— Begin Data extract —

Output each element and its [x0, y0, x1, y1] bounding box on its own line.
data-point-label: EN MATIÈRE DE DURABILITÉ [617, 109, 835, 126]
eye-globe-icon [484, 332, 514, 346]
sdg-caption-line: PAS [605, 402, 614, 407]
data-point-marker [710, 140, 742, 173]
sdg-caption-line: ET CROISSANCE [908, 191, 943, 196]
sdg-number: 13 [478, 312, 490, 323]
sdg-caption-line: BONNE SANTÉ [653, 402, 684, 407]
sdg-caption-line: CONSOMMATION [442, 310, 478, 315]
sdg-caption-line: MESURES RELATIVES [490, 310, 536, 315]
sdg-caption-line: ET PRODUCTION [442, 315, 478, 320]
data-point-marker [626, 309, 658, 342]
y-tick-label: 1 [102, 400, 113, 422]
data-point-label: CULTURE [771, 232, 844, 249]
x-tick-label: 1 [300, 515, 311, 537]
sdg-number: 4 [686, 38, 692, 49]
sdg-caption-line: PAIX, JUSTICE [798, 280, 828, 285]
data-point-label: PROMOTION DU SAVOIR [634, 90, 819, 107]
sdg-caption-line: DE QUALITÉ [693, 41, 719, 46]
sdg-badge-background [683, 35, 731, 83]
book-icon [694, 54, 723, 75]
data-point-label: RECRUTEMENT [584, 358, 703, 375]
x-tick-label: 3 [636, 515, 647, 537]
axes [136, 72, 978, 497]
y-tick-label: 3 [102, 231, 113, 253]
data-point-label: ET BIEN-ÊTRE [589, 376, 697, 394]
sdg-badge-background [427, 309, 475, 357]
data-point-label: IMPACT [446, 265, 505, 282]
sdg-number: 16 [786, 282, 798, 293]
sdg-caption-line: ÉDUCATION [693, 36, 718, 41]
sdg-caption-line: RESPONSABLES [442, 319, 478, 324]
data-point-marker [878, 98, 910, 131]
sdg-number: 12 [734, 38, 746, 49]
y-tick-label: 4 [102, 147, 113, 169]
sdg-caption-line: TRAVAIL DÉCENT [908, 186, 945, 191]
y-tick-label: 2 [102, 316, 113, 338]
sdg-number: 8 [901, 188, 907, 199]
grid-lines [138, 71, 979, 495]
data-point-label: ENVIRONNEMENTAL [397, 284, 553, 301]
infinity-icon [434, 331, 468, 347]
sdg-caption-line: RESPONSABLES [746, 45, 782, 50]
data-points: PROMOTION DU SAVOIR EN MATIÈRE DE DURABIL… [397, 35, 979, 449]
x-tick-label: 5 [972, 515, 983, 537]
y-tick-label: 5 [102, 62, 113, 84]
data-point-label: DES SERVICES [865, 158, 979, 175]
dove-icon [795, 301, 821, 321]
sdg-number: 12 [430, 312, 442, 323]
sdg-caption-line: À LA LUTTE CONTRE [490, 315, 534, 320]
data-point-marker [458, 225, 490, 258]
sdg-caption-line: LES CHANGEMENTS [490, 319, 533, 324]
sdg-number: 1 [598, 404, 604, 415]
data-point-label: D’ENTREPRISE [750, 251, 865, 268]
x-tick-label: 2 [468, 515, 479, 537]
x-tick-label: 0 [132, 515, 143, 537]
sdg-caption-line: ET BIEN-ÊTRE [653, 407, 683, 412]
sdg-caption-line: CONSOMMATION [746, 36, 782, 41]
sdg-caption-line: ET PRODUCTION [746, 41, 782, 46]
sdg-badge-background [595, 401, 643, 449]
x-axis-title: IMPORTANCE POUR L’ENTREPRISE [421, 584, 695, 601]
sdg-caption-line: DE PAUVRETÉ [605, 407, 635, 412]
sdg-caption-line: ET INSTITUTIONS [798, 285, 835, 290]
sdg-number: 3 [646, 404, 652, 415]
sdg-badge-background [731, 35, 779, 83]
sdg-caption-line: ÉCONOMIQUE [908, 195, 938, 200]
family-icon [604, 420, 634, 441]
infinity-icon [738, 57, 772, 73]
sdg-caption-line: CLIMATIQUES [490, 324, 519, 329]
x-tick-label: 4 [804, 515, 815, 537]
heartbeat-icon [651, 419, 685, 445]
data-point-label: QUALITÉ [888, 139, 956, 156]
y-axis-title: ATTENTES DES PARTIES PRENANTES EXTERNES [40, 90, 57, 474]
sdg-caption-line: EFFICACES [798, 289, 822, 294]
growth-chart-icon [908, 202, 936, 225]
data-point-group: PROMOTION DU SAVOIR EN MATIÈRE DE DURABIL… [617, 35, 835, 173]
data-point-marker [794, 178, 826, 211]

— End Data extract —

The problem:
Locate every line in the records above that contains the string "PRODUCTION", treating uppercase and lowercase as distinct, and copy each such line in full.

Task response:
sdg-caption-line: ET PRODUCTION [442, 315, 478, 320]
sdg-caption-line: ET PRODUCTION [746, 41, 782, 46]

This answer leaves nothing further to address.